[Dataset records]
>> BEGIN

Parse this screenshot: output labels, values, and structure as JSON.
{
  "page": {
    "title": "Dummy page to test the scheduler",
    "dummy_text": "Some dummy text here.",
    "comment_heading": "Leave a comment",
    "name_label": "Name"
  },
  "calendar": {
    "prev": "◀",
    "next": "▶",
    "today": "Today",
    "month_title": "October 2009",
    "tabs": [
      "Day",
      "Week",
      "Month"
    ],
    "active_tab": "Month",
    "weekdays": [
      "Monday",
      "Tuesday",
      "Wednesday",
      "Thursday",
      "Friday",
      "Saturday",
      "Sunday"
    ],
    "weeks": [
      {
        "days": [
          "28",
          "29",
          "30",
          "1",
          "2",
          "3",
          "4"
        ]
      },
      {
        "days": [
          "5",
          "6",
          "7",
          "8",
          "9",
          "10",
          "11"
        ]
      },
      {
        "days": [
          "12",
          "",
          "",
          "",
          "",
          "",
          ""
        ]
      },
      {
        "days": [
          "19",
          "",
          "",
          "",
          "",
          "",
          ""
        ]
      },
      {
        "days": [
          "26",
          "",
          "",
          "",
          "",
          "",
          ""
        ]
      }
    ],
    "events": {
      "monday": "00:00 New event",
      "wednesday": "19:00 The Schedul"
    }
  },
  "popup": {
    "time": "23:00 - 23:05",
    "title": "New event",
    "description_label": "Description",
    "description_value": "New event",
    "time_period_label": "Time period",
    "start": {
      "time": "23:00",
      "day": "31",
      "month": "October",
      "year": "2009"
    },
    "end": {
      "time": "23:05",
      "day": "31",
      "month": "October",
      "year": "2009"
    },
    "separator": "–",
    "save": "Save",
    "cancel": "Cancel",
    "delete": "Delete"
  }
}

>> END

### Required task
Output all of the data again, exactly.

### Task solution
Parse this screenshot: output labels, values, and structure as JSON.
{
  "page": {
    "title": "Dummy page to test the scheduler",
    "dummy_text": "Some dummy text here.",
    "comment_heading": "Leave a comment",
    "name_label": "Name"
  },
  "calendar": {
    "prev": "◀",
    "next": "▶",
    "today": "Today",
    "month_title": "October 2009",
    "tabs": [
      "Day",
      "Week",
      "Month"
    ],
    "active_tab": "Month",
    "weekdays": [
      "Monday",
      "Tuesday",
      "Wednesday",
      "Thursday",
      "Friday",
      "Saturday",
      "Sunday"
    ],
    "weeks": [
      {
        "days": [
          "28",
          "29",
          "30",
          "1",
          "2",
          "3",
          "4"
        ]
      },
      {
        "days": [
          "5",
          "6",
          "7",
          "8",
          "9",
          "10",
          "11"
        ]
      },
      {
        "days": [
          "12",
          "",
          "",
          "",
          "",
          "",
          ""
        ]
      },
      {
        "days": [
          "19",
          "",
          "",
          "",
          "",
          "",
          ""
        ]
      },
      {
        "days": [
          "26",
          "",
          "",
          "",
          "",
          "",
          ""
        ]
      }
    ],
    "events": {
      "monday": "00:00 New event",
      "wednesday": "19:00 The Schedul"
    }
  },
  "popup": {
    "time": "23:00 - 23:05",
    "title": "New event",
    "description_label": "Description",
    "description_value": "New event",
    "time_period_label": "Time period",
    "start": {
      "time": "23:00",
      "day": "31",
      "month": "October",
      "year": "2009"
    },
    "end": {
      "time": "23:05",
      "day": "31",
      "month": "October",
      "year": "2009"
    },
    "separator": "–",
    "save": "Save",
    "cancel": "Cancel",
    "delete": "Delete"
  }
}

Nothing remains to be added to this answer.